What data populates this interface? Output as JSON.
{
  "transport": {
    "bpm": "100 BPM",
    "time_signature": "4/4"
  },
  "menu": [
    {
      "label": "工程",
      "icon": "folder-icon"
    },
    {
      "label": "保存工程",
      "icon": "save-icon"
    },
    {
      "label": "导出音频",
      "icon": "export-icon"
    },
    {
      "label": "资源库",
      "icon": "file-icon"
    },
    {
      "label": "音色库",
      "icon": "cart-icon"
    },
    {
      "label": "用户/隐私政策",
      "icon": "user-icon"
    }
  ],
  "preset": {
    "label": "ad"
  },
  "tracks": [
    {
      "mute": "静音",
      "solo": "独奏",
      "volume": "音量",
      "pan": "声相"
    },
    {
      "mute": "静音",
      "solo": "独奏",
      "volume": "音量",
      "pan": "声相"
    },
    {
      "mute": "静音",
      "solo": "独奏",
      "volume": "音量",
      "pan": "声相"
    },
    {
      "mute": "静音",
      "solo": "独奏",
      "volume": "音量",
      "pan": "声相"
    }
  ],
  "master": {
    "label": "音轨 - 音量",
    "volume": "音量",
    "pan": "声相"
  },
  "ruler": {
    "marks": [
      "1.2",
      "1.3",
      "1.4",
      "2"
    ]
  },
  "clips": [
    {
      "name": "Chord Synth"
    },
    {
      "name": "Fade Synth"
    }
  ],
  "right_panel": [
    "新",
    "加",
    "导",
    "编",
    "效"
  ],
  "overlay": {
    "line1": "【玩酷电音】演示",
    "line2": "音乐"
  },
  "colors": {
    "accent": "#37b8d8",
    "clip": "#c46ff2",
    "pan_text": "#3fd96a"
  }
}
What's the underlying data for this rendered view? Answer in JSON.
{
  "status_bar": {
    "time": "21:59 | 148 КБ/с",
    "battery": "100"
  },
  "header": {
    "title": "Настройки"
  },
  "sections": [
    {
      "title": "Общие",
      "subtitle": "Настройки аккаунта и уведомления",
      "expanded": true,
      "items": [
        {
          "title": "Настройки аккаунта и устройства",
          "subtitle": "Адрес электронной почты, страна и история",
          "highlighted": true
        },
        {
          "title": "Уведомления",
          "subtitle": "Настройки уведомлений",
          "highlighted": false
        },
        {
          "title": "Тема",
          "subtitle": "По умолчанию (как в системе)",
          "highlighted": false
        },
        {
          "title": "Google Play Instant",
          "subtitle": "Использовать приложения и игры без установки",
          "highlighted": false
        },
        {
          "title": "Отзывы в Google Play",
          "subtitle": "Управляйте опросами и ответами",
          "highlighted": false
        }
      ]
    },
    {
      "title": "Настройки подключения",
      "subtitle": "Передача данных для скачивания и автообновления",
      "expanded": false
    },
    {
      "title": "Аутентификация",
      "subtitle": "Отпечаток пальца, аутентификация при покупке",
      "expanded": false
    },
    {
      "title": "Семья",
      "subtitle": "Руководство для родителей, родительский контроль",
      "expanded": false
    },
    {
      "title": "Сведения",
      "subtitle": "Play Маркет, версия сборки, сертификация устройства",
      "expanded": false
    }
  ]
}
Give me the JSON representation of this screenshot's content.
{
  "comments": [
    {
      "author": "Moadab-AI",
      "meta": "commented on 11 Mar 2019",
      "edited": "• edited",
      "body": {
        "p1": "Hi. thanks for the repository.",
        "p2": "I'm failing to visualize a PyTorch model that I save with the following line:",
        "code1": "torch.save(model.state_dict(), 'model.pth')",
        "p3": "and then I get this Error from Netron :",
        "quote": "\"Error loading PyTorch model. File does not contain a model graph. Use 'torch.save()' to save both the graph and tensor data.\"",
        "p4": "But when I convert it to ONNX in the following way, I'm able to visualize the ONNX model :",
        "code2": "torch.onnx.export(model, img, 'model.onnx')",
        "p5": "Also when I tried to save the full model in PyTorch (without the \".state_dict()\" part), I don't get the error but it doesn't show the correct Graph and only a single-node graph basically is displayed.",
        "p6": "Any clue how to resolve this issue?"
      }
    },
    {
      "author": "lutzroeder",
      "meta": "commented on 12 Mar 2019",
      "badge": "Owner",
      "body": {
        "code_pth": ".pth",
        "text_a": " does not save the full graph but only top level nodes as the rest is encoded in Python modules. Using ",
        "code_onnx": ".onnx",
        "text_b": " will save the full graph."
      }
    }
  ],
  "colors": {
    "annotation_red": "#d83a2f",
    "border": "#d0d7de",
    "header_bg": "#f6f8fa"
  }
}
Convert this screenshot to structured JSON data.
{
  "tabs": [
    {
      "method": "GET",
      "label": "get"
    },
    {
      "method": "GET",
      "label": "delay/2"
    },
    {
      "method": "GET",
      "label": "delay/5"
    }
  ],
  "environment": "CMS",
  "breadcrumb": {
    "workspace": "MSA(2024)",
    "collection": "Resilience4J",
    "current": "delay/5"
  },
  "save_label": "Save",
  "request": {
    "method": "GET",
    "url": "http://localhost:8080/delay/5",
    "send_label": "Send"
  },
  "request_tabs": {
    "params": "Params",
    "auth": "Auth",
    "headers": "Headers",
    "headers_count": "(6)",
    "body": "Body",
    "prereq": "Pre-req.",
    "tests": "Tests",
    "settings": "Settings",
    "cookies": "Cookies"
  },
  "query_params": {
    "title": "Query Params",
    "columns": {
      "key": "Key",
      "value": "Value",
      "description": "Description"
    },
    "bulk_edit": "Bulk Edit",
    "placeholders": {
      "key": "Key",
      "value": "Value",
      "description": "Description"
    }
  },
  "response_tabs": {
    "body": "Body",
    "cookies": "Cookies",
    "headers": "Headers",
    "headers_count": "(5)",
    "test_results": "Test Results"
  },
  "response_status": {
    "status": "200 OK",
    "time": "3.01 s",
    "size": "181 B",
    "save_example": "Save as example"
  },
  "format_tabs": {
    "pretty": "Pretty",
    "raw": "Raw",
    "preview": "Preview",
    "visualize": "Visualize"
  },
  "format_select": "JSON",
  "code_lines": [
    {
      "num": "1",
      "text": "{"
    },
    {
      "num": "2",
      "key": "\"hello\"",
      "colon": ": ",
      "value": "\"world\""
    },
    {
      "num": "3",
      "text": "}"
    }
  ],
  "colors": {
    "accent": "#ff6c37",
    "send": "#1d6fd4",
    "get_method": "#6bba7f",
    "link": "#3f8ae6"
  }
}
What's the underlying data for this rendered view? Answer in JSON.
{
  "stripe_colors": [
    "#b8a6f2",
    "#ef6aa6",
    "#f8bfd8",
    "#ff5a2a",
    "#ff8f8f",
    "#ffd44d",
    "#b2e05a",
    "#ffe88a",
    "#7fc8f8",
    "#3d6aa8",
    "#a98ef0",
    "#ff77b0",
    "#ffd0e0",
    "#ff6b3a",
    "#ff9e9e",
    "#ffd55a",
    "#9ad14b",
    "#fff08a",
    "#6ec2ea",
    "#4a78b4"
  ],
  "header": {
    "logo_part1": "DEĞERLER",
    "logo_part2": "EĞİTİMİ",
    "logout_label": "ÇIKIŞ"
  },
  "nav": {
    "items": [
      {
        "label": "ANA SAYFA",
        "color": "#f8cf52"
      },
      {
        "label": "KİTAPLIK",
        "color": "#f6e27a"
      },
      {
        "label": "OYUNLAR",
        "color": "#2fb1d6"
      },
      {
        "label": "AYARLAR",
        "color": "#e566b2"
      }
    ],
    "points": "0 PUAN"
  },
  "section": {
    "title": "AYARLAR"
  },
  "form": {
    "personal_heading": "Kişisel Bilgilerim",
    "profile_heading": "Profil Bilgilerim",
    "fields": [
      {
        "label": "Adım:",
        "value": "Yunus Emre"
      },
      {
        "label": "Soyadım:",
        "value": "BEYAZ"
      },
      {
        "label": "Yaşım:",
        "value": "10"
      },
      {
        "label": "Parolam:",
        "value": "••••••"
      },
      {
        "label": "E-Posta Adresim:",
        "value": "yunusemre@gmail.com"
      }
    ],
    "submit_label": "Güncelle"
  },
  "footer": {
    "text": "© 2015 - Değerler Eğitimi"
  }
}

• _Exercise details_
Check each line above for the word "delay" and copy the ones that have it.

• _Task response_
      "label": "delay/2"
      "label": "delay/5"
    "current": "delay/5"
    "url": "http://localhost:8080/delay/5",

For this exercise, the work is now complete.